━━━━━ Dataset entries ━━━━━
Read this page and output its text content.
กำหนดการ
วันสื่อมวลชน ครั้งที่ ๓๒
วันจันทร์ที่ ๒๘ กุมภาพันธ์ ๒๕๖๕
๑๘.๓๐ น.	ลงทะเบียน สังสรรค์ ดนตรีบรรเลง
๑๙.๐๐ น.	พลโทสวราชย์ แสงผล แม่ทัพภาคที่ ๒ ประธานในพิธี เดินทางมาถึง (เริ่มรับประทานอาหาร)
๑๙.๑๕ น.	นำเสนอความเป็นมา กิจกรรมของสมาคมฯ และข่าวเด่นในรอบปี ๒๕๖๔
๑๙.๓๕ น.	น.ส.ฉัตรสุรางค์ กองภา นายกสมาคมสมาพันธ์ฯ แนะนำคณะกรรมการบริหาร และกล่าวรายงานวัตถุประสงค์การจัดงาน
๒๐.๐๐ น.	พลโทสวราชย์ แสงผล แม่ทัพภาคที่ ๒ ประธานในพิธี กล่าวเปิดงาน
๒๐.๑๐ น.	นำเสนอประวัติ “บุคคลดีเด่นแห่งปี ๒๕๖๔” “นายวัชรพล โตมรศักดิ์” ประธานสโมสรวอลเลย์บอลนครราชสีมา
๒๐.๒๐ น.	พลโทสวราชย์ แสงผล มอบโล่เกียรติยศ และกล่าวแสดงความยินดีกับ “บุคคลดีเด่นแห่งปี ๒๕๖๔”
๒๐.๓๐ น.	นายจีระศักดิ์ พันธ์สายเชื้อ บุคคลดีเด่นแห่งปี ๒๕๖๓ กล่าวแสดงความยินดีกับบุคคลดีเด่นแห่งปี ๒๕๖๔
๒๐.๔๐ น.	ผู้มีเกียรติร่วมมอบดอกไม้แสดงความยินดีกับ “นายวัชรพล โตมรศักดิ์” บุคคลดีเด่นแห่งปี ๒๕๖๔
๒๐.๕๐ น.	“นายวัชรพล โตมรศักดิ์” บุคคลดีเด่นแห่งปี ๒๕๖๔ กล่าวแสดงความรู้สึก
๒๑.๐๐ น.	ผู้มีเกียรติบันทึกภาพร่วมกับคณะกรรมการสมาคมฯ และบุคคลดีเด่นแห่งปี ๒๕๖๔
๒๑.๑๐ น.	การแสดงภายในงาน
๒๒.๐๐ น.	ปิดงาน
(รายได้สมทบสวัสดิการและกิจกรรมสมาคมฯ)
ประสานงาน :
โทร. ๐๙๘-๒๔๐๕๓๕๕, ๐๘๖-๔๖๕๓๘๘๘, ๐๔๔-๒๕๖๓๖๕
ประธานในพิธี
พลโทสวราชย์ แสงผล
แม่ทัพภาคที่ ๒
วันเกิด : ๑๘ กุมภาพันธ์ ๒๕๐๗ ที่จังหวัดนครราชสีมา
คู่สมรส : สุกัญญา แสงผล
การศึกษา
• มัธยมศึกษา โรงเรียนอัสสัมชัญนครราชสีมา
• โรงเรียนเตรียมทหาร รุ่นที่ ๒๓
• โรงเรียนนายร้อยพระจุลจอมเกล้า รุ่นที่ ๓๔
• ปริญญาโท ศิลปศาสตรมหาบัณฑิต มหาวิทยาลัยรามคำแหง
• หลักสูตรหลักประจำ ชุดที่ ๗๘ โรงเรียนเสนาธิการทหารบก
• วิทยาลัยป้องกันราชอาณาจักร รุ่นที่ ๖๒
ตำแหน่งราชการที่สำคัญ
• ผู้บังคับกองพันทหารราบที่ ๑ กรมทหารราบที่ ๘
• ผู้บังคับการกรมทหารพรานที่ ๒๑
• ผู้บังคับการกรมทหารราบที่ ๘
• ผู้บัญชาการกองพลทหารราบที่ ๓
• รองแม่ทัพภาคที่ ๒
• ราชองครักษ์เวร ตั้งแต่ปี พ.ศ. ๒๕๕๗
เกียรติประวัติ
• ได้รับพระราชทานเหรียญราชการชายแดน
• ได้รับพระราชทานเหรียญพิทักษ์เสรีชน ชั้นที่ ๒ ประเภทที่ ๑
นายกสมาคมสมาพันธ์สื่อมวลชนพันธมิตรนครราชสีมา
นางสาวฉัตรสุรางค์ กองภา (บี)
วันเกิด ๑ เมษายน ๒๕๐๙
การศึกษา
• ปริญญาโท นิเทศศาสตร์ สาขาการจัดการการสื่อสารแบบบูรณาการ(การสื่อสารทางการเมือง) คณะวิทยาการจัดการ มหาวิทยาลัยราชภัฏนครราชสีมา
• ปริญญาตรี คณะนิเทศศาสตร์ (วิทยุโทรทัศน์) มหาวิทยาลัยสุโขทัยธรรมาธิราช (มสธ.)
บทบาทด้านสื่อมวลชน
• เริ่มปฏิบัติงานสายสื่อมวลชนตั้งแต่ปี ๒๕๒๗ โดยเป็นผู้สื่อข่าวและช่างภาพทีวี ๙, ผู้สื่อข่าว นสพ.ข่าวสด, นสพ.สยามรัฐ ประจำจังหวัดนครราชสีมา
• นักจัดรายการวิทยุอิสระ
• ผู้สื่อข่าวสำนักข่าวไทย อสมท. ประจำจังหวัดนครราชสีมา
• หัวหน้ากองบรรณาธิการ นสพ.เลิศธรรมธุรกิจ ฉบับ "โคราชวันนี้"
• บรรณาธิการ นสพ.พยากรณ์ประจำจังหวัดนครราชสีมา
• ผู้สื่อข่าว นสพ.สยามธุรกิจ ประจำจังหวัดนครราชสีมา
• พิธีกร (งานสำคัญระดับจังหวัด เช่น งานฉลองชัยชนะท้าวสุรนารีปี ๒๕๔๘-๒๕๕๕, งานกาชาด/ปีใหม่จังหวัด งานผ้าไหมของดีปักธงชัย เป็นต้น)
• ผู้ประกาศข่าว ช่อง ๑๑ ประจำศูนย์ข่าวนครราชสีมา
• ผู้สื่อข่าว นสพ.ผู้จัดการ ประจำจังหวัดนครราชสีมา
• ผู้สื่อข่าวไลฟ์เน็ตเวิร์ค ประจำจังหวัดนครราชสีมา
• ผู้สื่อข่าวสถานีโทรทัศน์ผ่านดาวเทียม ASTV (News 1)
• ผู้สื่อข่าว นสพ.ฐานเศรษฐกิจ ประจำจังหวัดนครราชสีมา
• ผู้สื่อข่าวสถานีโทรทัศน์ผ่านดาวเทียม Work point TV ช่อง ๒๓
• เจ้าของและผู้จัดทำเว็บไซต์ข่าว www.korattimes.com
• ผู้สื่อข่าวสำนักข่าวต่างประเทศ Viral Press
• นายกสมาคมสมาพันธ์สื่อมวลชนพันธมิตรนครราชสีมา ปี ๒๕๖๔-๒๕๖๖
━━━━━
■ **Assigned task**:
From the lines above, copy those that contain the word "านดาวเท".

■ **Exercise result**:
• ผู้สื่อข่าวสถานีโทรทัศน์ผ่านดาวเทียม ASTV (News 1)
• ผู้สื่อข่าวสถานีโทรทัศน์ผ่านดาวเทียม Work point TV ช่อง ๒๓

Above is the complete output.